PROBLEM SET:
a) According to the Douglas Fielding biography, at which school did he complete a three-year acting course?
b) Repeat a passage from the Douglas Fielding biography word for word, beginning at the words "Brian Douglas Fielder" and stopping after "1965 to 1968.".
c) Carry on writing the Douglas Fielding biography from the point where it stops.

SELECTED TEXT:
- - - - - - -
= Douglas Fielding =

British actor (1946–2019)

Douglas Fielding in 2019

Brian Douglas Fielder (6 June 1946 – 26 June 2019) known professionally as Douglas Fielding, a British actor of film and television, best known for playing the role of Sergeant Alec Quilley, previously Police Constable, in the police procedural drama Z-Cars (1969–1978). He later played the first regular policeman Roy Quick in the BBC soap opera EastEnders from 1985 until 1986.

== Career ==
Fielding completed a three-year acting course at the London Academy of Music and Dramatic Art from 1965 to 1968.

He made his television debut in 1968 playing Young Hodge in an episode of Mystery and Imagination. He also appeared in other successful television shows including Softly, Softly, Callan, Blake's 7, Angels, Juliet Bravo, The Bill, ChuckleVision, Family Affairs, and Doctors. In 2000 he returned to EastEnders playing a private investigator called Will.
- - - - - - -
Items from a data source:
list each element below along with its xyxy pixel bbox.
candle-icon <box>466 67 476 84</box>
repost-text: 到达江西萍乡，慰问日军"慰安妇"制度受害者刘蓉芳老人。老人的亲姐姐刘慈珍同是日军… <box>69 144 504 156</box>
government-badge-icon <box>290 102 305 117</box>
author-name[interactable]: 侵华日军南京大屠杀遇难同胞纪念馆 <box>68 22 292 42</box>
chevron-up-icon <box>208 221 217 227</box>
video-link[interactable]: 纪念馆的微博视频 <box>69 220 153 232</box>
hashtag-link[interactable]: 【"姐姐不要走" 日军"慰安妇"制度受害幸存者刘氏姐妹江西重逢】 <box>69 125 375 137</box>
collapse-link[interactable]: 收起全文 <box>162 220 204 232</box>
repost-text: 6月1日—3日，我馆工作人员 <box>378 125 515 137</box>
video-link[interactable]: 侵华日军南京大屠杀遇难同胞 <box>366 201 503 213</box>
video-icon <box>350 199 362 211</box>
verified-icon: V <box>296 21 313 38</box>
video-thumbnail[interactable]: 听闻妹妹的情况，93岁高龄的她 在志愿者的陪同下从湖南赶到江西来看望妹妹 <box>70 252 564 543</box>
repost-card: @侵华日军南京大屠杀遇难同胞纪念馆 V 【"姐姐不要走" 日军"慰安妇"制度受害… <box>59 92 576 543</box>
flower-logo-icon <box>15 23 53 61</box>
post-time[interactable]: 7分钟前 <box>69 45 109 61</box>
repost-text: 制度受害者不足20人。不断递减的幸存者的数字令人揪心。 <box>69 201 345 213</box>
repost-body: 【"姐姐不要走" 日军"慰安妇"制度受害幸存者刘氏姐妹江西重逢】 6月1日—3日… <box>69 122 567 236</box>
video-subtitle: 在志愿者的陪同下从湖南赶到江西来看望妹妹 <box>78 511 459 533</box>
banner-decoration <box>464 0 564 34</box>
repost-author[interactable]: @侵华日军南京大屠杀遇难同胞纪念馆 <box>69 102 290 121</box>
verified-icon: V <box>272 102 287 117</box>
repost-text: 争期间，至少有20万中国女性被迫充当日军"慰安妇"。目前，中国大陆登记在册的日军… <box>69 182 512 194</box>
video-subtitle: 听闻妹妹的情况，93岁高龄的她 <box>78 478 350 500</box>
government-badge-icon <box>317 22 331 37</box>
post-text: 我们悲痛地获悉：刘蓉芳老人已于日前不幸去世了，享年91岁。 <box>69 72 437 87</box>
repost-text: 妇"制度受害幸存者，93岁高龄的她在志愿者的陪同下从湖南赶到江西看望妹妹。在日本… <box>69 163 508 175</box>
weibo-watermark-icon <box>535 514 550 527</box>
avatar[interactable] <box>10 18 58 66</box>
- - - - - - -
ANSWERS:
a) The London Academy of Music and Dramatic Art.

b)
Brian Douglas Fielder (6 June 1946 – 26 June 2019) known professionally as Douglas Fielding, a British actor of film and television, best known for playing the role of Sergeant Alec Quilley, previously Police Constable, in the police procedural drama Z-Cars (1969–1978). He later played the first regular policeman Roy Quick in the BBC soap opera EastEnders from 1985 until 1986.

== Career ==
Fielding completed a three-year acting course at the London Academy of Music and Dramatic Art from 1965 to 1968.

c)
Fielding appeared opposite Clive Owen in the video game Privateer 2: The Darkening (1996) and his film credits include the drama Holding On (1997) and the drama Hooligan Legacy (2016).

In 2018, it was announced that Fielding would guest star in Series 21 of Silent Witness.

He was the nephew of the sports administrator Dame Marea Hartman.

Fielding died on 26 June 2019, aged 73.